Supplied information
· · · · ·

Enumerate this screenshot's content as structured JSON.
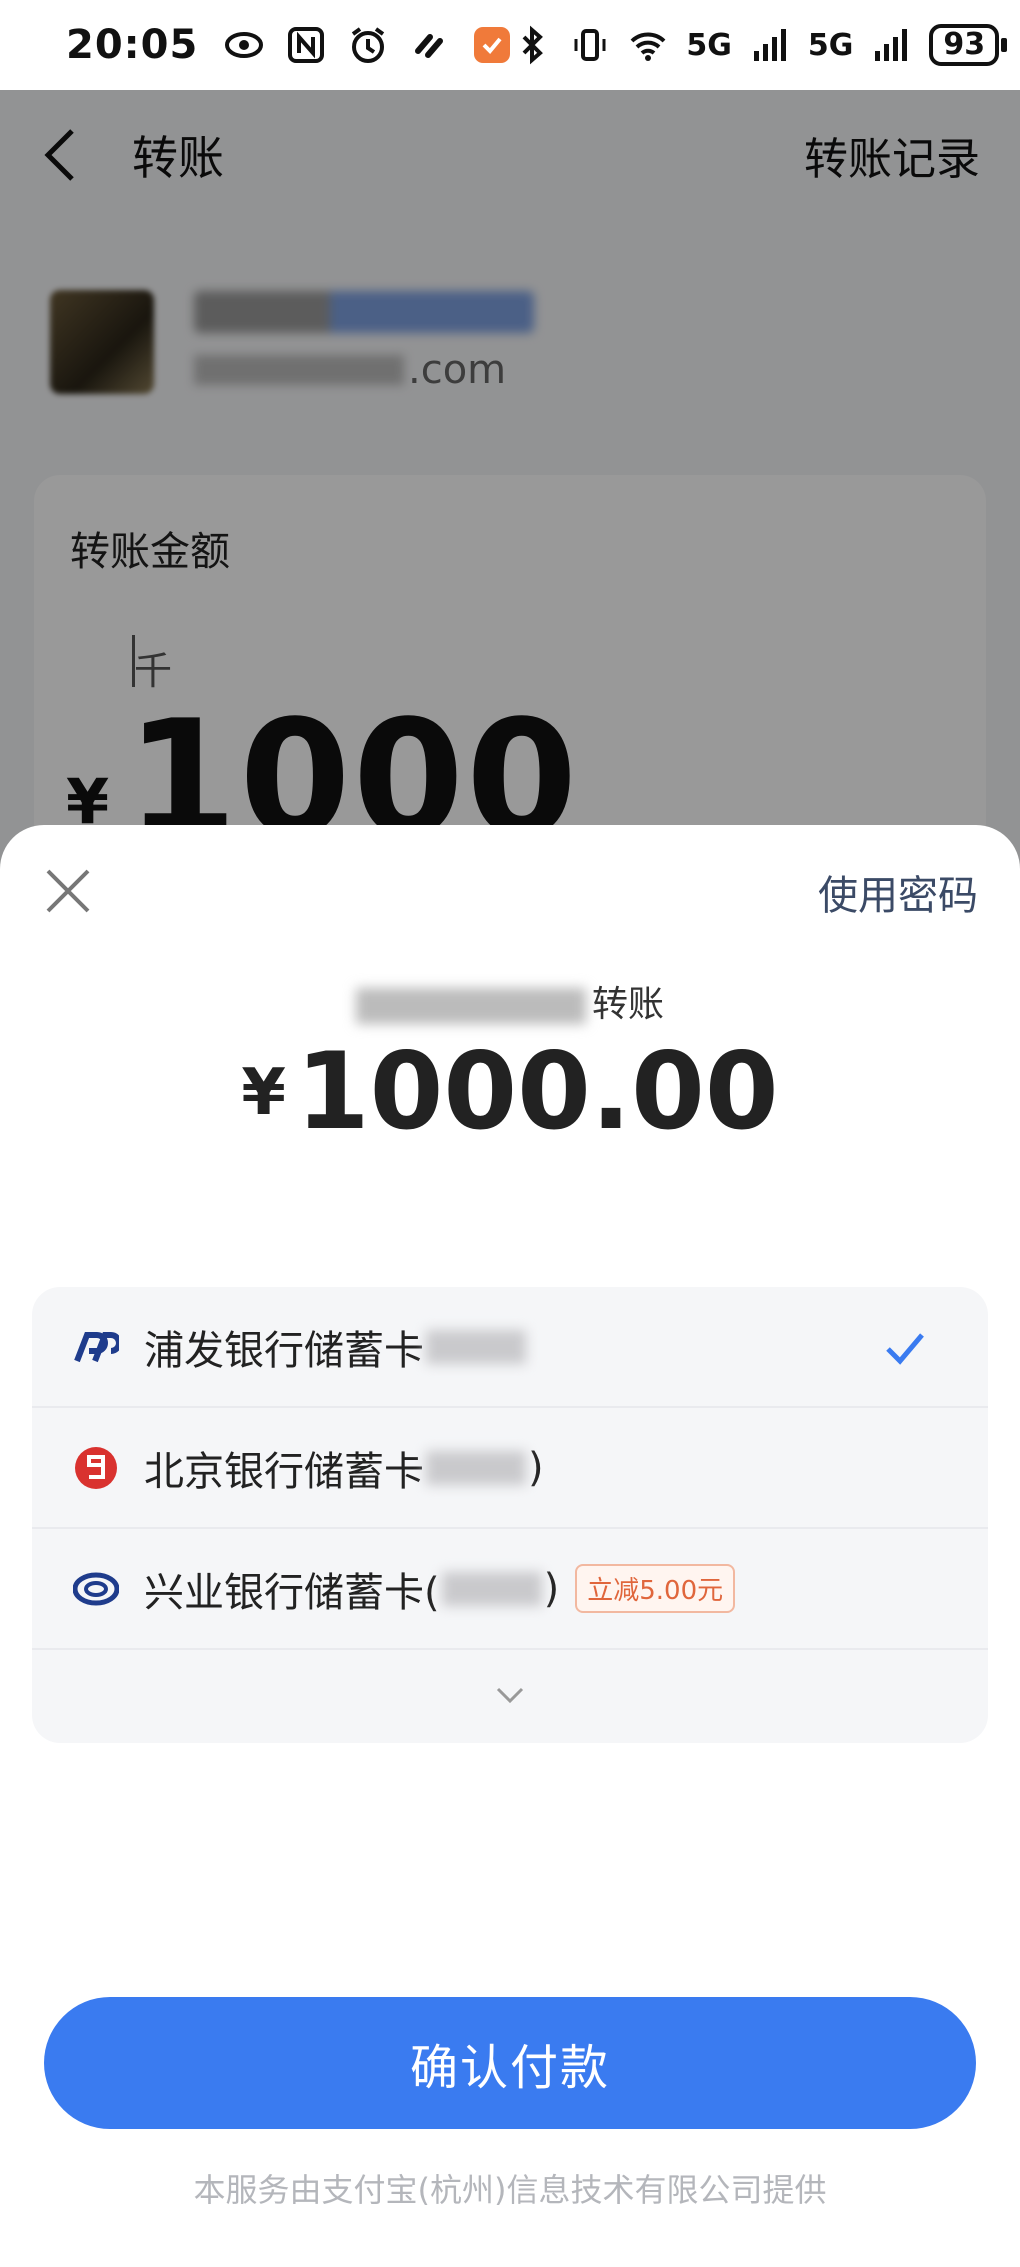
{
  "status_bar": {
    "time": "20:05",
    "battery": "93",
    "network_labels": [
      "5G",
      "5G"
    ]
  },
  "nav": {
    "title": "转账",
    "records_link": "转账记录"
  },
  "payee": {
    "account_suffix": ".com"
  },
  "amount_card": {
    "label": "转账金额",
    "unit_hint": "千",
    "currency": "¥",
    "value": "1000"
  },
  "sheet": {
    "use_password": "使用密码",
    "description_suffix": "转账",
    "currency": "¥",
    "amount": "1000.00",
    "cards": [
      {
        "label": "浦发银行储蓄卡",
        "icon": "spdb-bank-icon",
        "selected": true
      },
      {
        "label": "北京银行储蓄卡",
        "close": ")",
        "icon": "bank-of-beijing-icon",
        "selected": false
      },
      {
        "label": "兴业银行储蓄卡(",
        "close": ")",
        "icon": "cib-bank-icon",
        "selected": false,
        "promo": "立减5.00元"
      }
    ],
    "confirm_button": "确认付款",
    "footer": "本服务由支付宝(杭州)信息技术有限公司提供"
  },
  "colors": {
    "primary_button": "#3a7bf0",
    "promo": "#e0663c",
    "check": "#3a7bf0"
  }
}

· · · · ·

Job
Exclude all images and restate the records above word for word.

Solution for this problem
Enumerate this screenshot's content as structured JSON.
{
  "status_bar": {
    "time": "20:05",
    "battery": "93",
    "network_labels": [
      "5G",
      "5G"
    ]
  },
  "nav": {
    "title": "转账",
    "records_link": "转账记录"
  },
  "payee": {
    "account_suffix": ".com"
  },
  "amount_card": {
    "label": "转账金额",
    "unit_hint": "千",
    "currency": "¥",
    "value": "1000"
  },
  "sheet": {
    "use_password": "使用密码",
    "description_suffix": "转账",
    "currency": "¥",
    "amount": "1000.00",
    "cards": [
      {
        "label": "浦发银行储蓄卡",
        "icon": "spdb-bank-icon",
        "selected": true
      },
      {
        "label": "北京银行储蓄卡",
        "close": ")",
        "icon": "bank-of-beijing-icon",
        "selected": false
      },
      {
        "label": "兴业银行储蓄卡(",
        "close": ")",
        "icon": "cib-bank-icon",
        "selected": false,
        "promo": "立减5.00元"
      }
    ],
    "confirm_button": "确认付款",
    "footer": "本服务由支付宝(杭州)信息技术有限公司提供"
  },
  "colors": {
    "primary_button": "#3a7bf0",
    "promo": "#e0663c",
    "check": "#3a7bf0"
  }
}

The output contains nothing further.